■ **Exercise goal**
Each entry below should be reproduced character for character.

Raw records:
-------

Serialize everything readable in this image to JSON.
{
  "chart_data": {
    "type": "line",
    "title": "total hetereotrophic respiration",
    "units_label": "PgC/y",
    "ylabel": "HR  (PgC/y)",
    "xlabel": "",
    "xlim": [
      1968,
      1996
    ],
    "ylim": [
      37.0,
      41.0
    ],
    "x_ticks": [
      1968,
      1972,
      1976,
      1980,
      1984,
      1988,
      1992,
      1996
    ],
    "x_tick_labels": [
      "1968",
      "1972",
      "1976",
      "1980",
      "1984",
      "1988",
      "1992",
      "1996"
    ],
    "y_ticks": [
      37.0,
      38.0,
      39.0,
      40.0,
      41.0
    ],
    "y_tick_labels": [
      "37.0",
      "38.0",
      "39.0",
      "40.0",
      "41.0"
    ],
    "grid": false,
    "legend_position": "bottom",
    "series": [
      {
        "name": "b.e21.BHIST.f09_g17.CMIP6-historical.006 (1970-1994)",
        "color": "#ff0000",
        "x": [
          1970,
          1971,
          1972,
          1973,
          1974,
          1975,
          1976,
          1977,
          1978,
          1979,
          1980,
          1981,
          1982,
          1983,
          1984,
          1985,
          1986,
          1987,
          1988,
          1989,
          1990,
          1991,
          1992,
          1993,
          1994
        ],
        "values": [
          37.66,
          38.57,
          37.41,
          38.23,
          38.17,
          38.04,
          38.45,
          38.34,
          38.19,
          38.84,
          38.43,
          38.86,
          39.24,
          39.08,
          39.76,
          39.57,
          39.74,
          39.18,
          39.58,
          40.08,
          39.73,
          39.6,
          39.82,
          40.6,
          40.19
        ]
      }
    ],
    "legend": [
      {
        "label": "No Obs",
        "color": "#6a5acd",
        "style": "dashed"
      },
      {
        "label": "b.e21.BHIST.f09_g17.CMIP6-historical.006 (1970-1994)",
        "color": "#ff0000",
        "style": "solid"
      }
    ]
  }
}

-------

■ **Response to the exercise**
Serialize everything readable in this image to JSON.
{
  "chart_data": {
    "type": "line",
    "title": "total hetereotrophic respiration",
    "units_label": "PgC/y",
    "ylabel": "HR  (PgC/y)",
    "xlabel": "",
    "xlim": [
      1968,
      1996
    ],
    "ylim": [
      37.0,
      41.0
    ],
    "x_ticks": [
      1968,
      1972,
      1976,
      1980,
      1984,
      1988,
      1992,
      1996
    ],
    "x_tick_labels": [
      "1968",
      "1972",
      "1976",
      "1980",
      "1984",
      "1988",
      "1992",
      "1996"
    ],
    "y_ticks": [
      37.0,
      38.0,
      39.0,
      40.0,
      41.0
    ],
    "y_tick_labels": [
      "37.0",
      "38.0",
      "39.0",
      "40.0",
      "41.0"
    ],
    "grid": false,
    "legend_position": "bottom",
    "series": [
      {
        "name": "b.e21.BHIST.f09_g17.CMIP6-historical.006 (1970-1994)",
        "color": "#ff0000",
        "x": [
          1970,
          1971,
          1972,
          1973,
          1974,
          1975,
          1976,
          1977,
          1978,
          1979,
          1980,
          1981,
          1982,
          1983,
          1984,
          1985,
          1986,
          1987,
          1988,
          1989,
          1990,
          1991,
          1992,
          1993,
          1994
        ],
        "values": [
          37.66,
          38.57,
          37.41,
          38.23,
          38.17,
          38.04,
          38.45,
          38.34,
          38.19,
          38.84,
          38.43,
          38.86,
          39.24,
          39.08,
          39.76,
          39.57,
          39.74,
          39.18,
          39.58,
          40.08,
          39.73,
          39.6,
          39.82,
          40.6,
          40.19
        ]
      }
    ],
    "legend": [
      {
        "label": "No Obs",
        "color": "#6a5acd",
        "style": "dashed"
      },
      {
        "label": "b.e21.BHIST.f09_g17.CMIP6-historical.006 (1970-1994)",
        "color": "#ff0000",
        "style": "solid"
      }
    ]
  }
}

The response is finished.